Recorded data

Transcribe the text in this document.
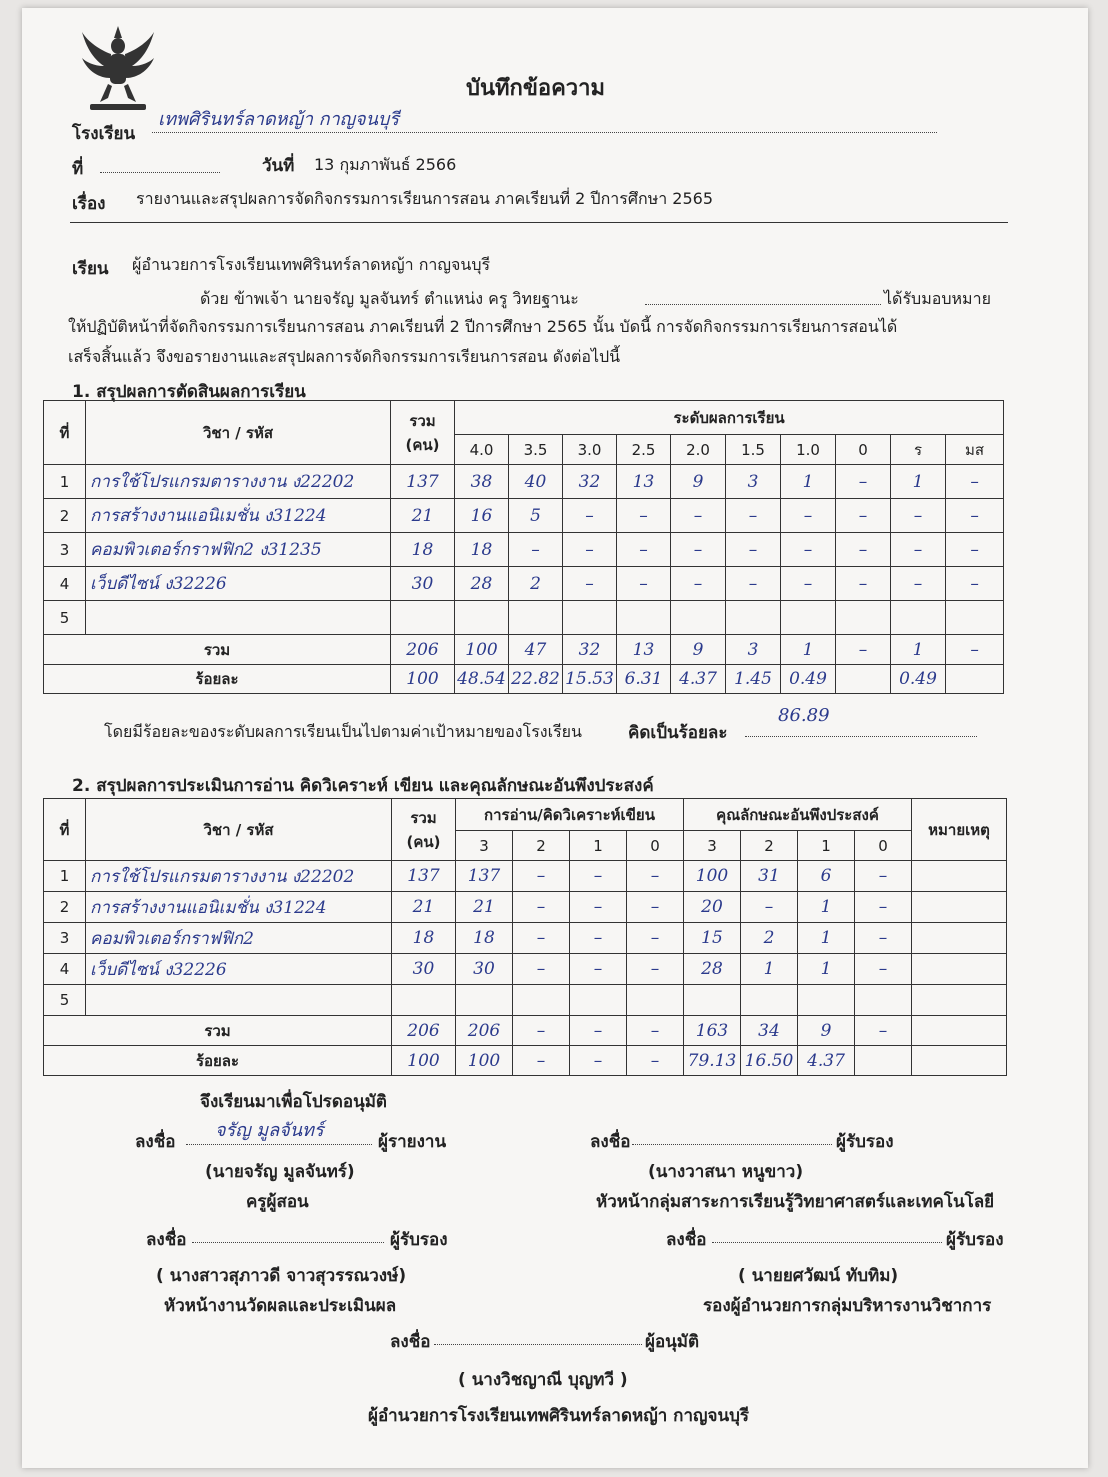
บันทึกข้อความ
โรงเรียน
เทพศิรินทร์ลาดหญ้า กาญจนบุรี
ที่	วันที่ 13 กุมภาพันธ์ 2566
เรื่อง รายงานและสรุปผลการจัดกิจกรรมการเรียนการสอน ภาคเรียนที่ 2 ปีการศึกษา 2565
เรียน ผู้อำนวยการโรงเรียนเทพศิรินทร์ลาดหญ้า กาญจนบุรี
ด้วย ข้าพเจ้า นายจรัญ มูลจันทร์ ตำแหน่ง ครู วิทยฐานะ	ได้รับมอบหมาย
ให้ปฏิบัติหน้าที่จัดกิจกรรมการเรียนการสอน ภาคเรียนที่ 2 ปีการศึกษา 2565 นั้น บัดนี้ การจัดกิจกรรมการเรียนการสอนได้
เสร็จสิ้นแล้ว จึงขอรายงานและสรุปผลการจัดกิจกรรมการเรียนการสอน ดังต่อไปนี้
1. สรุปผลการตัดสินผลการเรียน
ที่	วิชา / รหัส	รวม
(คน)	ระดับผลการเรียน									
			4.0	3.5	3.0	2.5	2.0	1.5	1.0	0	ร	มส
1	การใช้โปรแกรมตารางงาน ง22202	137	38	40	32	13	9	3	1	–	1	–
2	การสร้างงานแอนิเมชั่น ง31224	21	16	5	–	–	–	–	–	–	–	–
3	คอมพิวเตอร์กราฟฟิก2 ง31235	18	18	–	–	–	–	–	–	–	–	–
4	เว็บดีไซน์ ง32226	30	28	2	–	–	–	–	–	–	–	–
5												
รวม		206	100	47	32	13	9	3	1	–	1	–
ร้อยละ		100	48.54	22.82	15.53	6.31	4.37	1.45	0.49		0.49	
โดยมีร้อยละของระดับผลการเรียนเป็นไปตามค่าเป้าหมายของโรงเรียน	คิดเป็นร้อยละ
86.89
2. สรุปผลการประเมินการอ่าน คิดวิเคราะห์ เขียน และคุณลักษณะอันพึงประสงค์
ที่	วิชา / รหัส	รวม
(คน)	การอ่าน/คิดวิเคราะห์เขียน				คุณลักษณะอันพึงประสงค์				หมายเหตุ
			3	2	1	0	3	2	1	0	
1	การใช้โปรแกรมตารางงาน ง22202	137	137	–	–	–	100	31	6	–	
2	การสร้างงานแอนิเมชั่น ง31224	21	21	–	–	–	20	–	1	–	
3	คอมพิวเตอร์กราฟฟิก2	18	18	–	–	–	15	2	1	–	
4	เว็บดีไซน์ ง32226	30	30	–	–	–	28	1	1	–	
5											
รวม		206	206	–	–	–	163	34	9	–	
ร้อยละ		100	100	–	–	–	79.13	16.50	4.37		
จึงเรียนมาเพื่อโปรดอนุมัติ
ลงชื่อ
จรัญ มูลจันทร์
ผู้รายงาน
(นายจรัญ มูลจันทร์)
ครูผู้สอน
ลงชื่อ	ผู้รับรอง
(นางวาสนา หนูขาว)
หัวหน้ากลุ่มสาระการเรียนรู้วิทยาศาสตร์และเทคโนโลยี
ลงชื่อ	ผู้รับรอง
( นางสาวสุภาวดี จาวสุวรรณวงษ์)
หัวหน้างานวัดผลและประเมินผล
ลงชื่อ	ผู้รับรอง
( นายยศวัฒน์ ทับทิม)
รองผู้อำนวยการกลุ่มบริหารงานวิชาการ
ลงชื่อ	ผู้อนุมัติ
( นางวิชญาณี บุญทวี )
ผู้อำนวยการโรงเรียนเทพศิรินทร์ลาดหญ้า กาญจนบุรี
---
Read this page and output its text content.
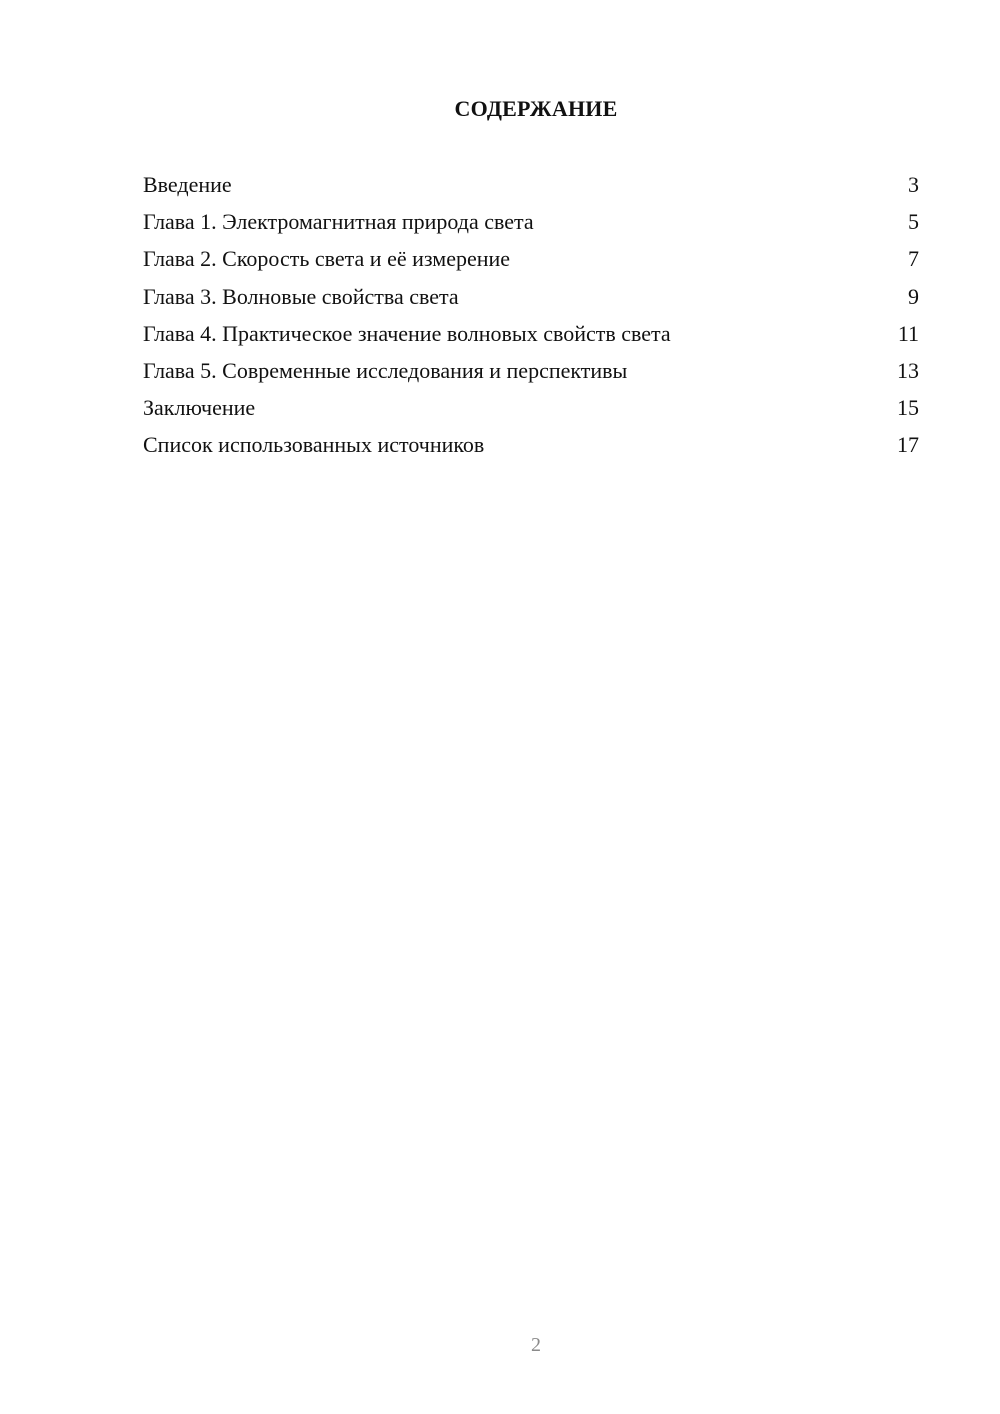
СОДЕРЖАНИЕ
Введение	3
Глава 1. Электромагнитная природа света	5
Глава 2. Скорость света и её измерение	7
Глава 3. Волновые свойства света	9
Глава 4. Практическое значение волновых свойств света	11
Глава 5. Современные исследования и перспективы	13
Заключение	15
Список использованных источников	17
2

**Problem description**: Filter the entries down to the lines with the word "กษณะอ" in them.

**Response to the task**:
2. สรุปผลการประเมินการอ่าน คิดวิเคราะห์ เขียน และคุณลักษณะอันพึงประสงค์
(คน)	การอ่าน/คิดวิเคราะห์เขียน				คุณลักษณะอันพึงประสงค์				หมายเหตุ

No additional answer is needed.